##### TASK DATA
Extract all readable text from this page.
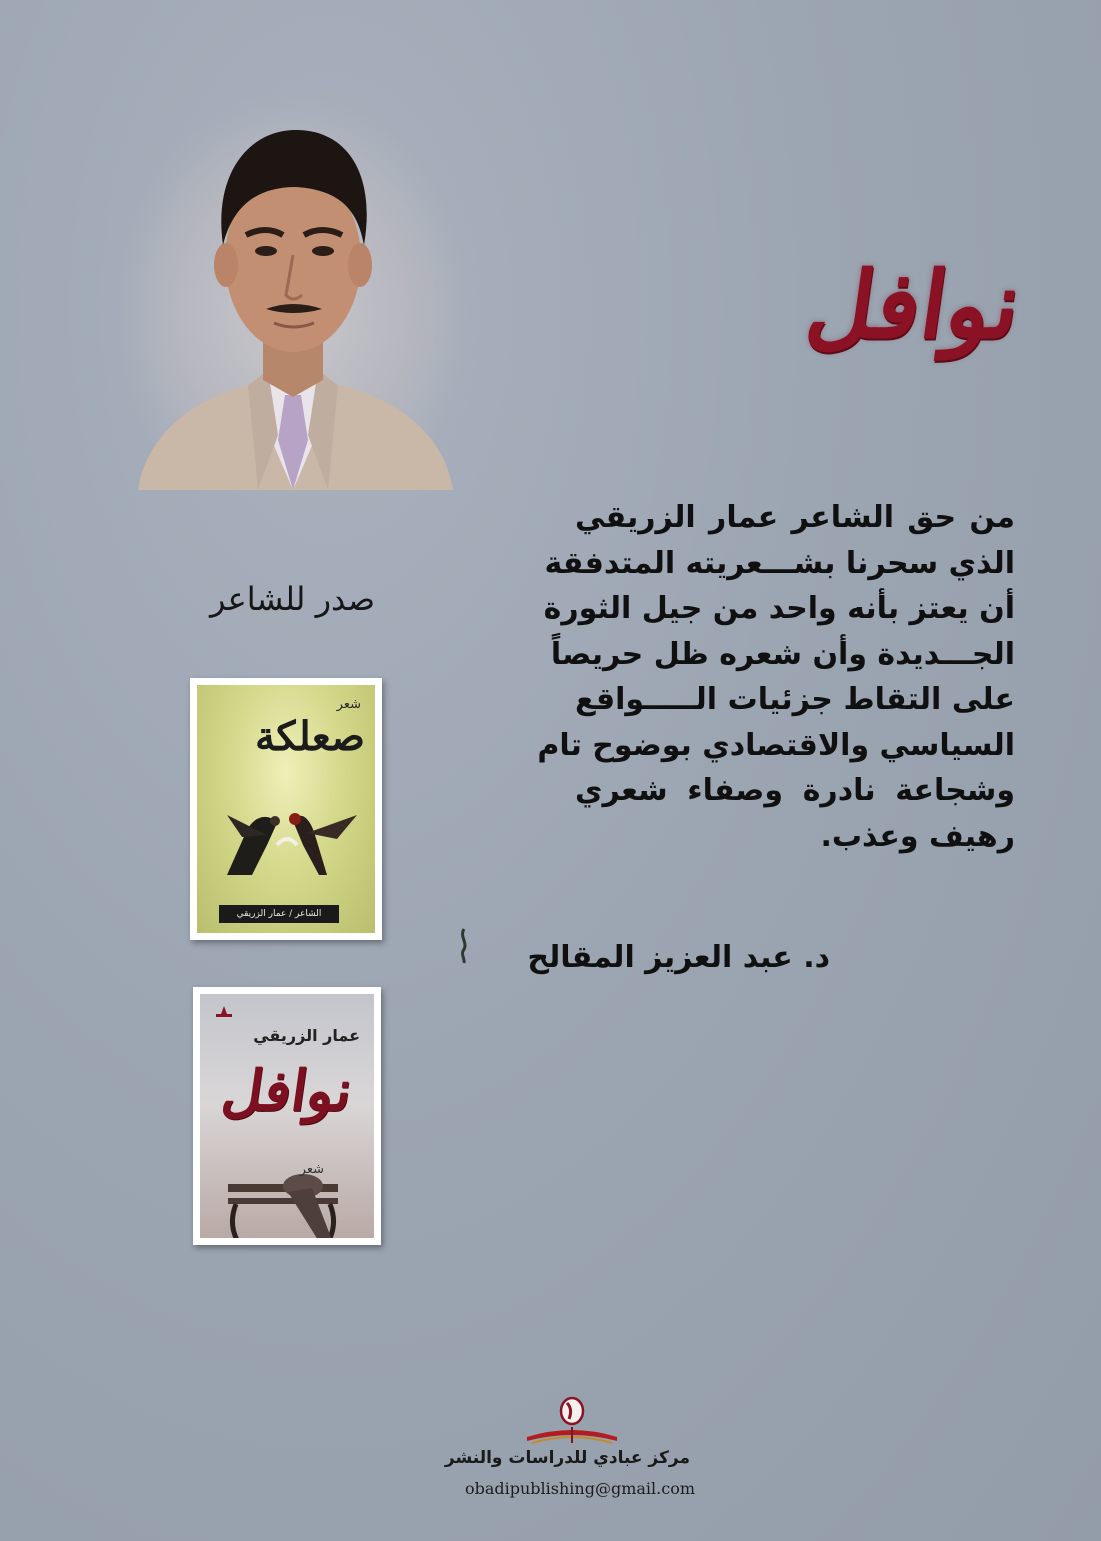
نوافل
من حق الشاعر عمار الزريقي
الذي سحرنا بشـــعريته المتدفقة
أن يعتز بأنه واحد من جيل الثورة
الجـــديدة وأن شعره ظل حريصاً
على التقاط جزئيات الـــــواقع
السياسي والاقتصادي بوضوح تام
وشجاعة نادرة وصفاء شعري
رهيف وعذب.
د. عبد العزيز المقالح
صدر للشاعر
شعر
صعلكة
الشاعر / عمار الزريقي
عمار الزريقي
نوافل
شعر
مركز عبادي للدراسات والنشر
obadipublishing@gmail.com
##########
GOAL OF THE EXERCISE: Copy every entry exactly as written. Pictures are excluded.

THE ANSWER:
Extract all readable text from this page.
نوافل
من حق الشاعر عمار الزريقي
الذي سحرنا بشـــعريته المتدفقة
أن يعتز بأنه واحد من جيل الثورة
الجـــديدة وأن شعره ظل حريصاً
على التقاط جزئيات الـــــواقع
السياسي والاقتصادي بوضوح تام
وشجاعة نادرة وصفاء شعري
رهيف وعذب.
د. عبد العزيز المقالح
صدر للشاعر
شعر
صعلكة
الشاعر / عمار الزريقي
عمار الزريقي
نوافل
شعر
مركز عبادي للدراسات والنشر
obadipublishing@gmail.com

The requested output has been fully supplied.